What is expected
Work out how many lines in the entries contain the string "JSON", and give nothing but that number.

[BEGIN Material provided]

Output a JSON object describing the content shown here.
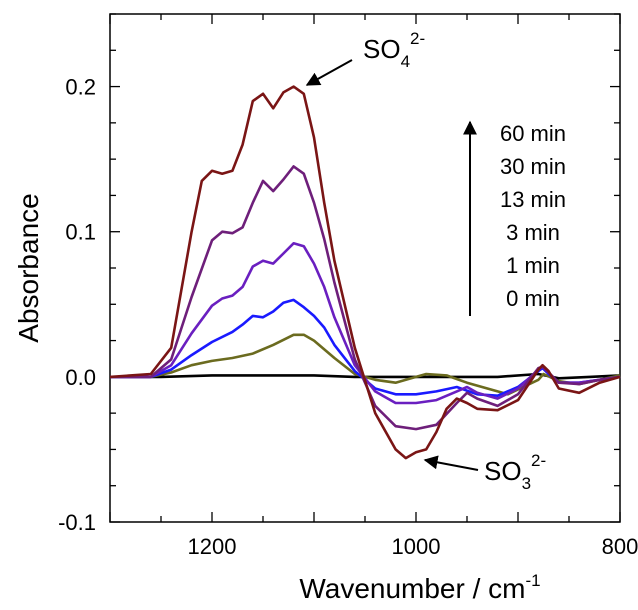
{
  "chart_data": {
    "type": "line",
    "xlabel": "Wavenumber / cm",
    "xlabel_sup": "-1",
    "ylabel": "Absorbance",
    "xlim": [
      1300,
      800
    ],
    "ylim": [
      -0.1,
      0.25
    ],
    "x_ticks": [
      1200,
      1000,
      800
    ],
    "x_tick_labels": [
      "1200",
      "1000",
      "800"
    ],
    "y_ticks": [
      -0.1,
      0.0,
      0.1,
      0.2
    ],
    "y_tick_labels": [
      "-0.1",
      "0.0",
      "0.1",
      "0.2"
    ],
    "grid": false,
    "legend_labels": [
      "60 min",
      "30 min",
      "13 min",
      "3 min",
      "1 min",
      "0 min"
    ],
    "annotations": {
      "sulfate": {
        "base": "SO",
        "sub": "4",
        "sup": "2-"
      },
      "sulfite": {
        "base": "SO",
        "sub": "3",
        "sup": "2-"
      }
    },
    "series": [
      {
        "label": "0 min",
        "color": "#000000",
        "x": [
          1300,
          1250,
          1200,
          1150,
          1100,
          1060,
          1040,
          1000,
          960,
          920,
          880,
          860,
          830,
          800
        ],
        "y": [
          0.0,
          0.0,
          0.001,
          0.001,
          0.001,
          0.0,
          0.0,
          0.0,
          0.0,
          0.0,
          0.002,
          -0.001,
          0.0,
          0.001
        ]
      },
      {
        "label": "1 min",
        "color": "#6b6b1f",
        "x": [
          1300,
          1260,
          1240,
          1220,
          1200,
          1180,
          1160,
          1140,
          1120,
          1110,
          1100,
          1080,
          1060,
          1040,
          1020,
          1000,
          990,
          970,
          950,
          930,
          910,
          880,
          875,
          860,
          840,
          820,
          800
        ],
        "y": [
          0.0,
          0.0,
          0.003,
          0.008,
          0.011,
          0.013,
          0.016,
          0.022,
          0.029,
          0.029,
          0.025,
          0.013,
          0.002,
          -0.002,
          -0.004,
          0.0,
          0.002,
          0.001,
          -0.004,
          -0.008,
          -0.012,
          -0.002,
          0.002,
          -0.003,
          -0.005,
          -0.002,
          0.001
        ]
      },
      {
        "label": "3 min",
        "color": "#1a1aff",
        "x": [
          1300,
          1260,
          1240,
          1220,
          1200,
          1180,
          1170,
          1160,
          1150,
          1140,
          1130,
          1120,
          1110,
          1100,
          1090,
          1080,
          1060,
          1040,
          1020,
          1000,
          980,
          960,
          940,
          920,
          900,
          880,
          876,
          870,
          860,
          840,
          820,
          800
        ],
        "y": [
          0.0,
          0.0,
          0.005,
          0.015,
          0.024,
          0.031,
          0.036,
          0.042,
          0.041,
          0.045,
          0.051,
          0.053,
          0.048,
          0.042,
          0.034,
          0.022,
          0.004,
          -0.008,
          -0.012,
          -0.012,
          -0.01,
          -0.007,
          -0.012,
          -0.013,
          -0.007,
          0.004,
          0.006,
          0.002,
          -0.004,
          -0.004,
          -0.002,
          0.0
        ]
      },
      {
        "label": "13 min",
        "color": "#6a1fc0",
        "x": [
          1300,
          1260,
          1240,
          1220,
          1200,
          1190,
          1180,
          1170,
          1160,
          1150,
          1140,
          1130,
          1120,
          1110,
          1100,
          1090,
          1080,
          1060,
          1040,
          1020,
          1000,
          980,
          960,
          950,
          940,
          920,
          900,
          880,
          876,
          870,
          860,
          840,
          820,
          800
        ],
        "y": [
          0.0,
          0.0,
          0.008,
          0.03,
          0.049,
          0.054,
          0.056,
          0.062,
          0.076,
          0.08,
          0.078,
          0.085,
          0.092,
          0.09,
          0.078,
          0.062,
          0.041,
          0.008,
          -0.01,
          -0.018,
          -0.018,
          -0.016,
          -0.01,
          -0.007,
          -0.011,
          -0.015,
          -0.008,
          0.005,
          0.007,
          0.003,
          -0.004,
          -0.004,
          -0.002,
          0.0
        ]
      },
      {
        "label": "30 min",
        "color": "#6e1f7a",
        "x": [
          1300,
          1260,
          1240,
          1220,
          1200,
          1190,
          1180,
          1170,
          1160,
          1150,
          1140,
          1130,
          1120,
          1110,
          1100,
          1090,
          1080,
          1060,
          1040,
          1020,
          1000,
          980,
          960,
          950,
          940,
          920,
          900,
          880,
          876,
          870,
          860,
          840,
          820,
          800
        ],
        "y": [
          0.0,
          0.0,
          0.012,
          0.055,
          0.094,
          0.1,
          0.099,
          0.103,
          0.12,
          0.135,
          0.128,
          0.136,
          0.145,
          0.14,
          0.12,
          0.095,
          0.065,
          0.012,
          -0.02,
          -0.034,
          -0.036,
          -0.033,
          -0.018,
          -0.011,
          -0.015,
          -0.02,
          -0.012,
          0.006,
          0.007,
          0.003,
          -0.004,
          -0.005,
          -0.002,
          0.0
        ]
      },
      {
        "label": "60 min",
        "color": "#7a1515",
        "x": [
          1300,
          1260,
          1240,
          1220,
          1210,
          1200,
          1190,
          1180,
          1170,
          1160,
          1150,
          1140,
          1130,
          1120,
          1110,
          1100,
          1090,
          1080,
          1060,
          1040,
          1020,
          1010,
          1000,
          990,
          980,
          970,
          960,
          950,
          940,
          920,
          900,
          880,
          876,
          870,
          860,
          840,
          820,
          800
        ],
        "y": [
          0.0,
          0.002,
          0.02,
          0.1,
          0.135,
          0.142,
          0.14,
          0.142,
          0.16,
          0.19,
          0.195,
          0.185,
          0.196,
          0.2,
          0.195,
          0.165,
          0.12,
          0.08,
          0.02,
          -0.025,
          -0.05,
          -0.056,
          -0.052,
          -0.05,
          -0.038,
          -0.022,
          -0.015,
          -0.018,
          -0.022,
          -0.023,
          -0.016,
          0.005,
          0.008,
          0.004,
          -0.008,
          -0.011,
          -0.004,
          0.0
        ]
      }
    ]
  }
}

[END Material provided]
[BEGIN Material provided]

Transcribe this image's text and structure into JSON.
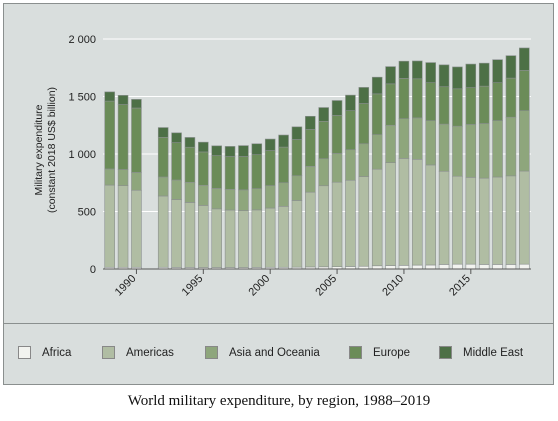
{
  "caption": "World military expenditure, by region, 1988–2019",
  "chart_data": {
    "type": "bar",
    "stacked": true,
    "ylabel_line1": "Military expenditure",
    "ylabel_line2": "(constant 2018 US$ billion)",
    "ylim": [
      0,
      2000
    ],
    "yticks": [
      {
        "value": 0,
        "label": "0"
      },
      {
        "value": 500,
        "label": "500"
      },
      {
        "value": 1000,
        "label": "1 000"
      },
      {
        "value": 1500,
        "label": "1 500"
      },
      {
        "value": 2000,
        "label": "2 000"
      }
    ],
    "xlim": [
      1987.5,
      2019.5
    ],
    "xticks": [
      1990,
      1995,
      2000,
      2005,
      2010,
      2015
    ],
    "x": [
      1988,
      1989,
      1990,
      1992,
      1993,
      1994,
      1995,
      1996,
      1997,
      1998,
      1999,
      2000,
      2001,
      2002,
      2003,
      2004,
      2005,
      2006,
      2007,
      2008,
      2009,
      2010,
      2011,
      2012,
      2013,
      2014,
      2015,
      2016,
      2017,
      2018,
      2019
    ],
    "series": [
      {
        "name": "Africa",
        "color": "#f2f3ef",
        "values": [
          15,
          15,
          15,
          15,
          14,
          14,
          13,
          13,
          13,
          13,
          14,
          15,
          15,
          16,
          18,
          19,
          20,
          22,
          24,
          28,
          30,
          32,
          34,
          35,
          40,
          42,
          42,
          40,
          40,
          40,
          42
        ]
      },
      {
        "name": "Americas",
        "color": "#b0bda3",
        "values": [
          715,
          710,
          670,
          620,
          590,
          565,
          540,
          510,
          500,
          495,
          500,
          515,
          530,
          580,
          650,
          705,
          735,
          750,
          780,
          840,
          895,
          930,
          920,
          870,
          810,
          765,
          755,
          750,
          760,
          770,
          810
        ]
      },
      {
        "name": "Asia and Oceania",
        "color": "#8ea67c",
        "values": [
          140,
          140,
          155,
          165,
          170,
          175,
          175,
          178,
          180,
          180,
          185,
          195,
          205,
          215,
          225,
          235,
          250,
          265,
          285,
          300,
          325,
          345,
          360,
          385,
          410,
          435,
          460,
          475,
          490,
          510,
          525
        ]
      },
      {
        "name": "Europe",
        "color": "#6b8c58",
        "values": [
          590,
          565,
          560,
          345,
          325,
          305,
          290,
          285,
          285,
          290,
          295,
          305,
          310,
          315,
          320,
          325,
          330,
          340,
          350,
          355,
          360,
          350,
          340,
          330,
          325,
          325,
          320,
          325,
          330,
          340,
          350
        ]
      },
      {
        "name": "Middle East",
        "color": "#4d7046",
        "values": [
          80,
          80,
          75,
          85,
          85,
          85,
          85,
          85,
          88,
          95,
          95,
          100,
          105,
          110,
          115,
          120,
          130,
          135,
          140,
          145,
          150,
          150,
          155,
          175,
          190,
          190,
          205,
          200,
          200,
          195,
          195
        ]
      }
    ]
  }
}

[END Material provided]
[BEGIN Material provided]

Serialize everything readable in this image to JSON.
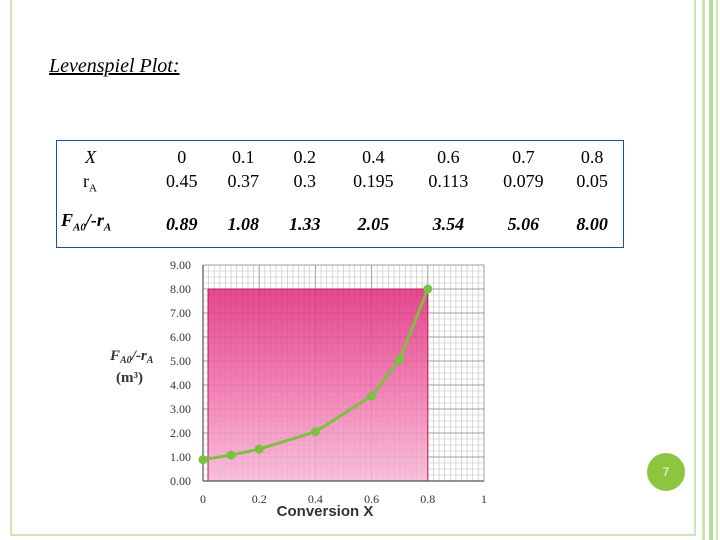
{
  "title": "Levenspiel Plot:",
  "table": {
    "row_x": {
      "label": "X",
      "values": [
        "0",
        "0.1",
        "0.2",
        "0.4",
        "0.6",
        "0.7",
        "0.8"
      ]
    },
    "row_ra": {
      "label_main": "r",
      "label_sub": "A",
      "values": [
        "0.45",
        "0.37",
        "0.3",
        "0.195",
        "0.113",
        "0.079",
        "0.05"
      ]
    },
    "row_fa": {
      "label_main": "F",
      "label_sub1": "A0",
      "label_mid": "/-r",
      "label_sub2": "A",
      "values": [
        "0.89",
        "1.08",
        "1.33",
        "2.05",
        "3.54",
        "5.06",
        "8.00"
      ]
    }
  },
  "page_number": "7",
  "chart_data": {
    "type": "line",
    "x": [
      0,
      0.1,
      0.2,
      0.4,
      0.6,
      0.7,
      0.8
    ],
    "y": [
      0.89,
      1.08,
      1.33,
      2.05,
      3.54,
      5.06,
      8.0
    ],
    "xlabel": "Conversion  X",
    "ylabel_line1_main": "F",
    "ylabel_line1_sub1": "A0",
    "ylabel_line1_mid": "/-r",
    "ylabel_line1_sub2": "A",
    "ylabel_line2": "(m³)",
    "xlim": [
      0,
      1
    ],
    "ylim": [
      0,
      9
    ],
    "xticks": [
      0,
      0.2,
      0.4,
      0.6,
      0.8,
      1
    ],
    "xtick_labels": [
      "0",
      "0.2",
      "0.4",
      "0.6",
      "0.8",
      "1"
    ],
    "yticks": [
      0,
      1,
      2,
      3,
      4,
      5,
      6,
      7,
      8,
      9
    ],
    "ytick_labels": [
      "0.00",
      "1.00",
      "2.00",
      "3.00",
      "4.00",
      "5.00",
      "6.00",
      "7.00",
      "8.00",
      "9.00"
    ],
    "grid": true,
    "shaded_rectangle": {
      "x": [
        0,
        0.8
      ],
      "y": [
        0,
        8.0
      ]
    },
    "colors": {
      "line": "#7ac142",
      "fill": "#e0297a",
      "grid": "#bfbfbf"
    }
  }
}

[END Material provided]

Expected output
3